• _Given instruction_: Collect every line in the records below that contains the word "text".

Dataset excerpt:
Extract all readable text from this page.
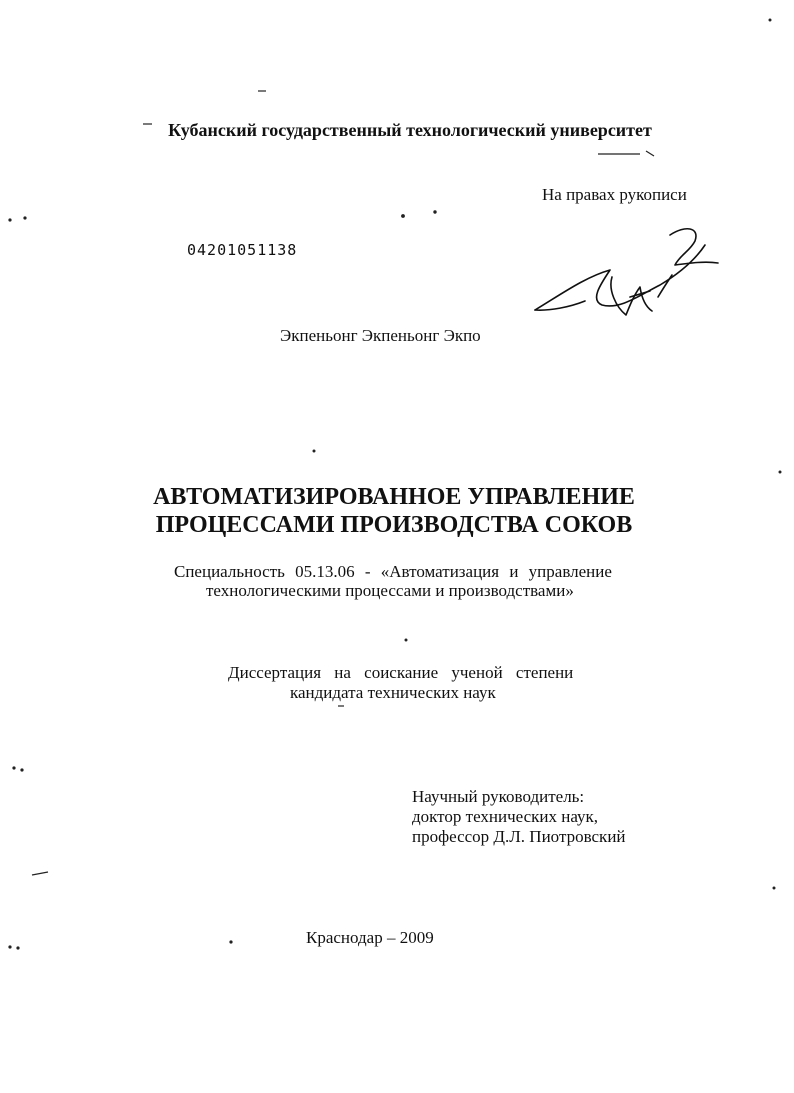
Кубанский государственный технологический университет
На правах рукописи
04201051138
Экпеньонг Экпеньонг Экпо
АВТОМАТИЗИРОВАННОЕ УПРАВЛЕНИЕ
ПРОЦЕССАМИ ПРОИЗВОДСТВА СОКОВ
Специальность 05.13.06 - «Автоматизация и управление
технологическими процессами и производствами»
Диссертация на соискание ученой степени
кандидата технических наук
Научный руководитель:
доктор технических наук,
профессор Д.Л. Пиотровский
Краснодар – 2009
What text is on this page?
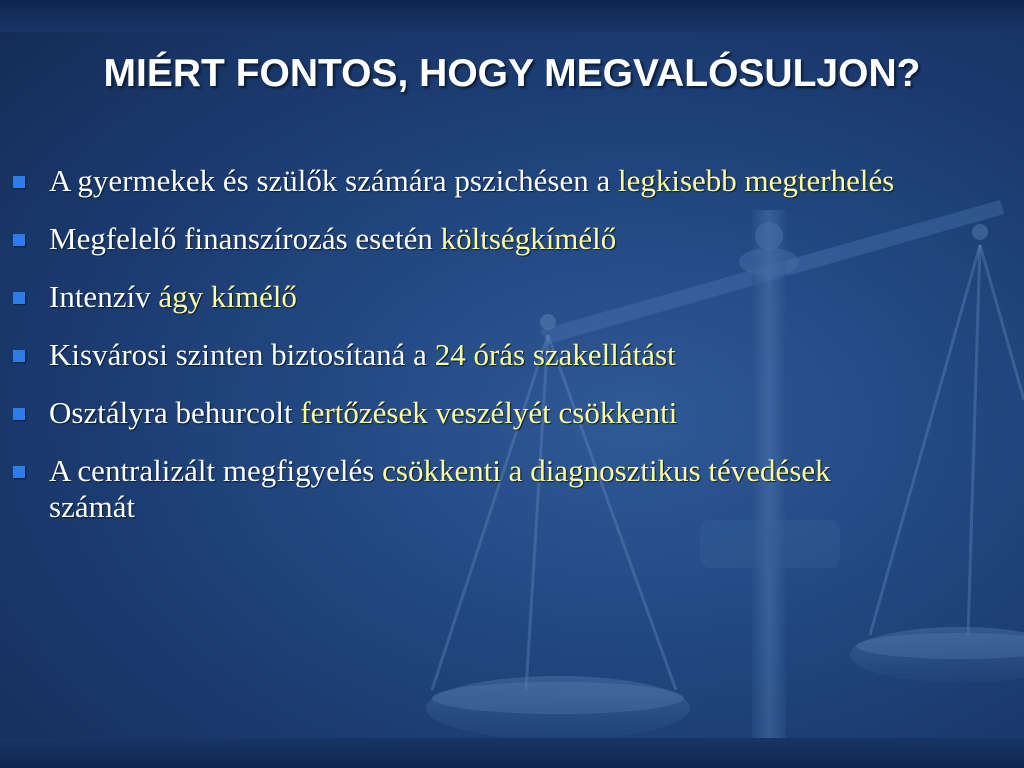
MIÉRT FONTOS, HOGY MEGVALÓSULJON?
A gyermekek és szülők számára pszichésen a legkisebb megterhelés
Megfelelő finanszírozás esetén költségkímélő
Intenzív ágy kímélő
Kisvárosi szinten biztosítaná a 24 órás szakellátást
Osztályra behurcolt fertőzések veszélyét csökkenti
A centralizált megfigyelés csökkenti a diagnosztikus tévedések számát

• _Answer to the problem_:
Extract all readable text from this page.
What text is on this page?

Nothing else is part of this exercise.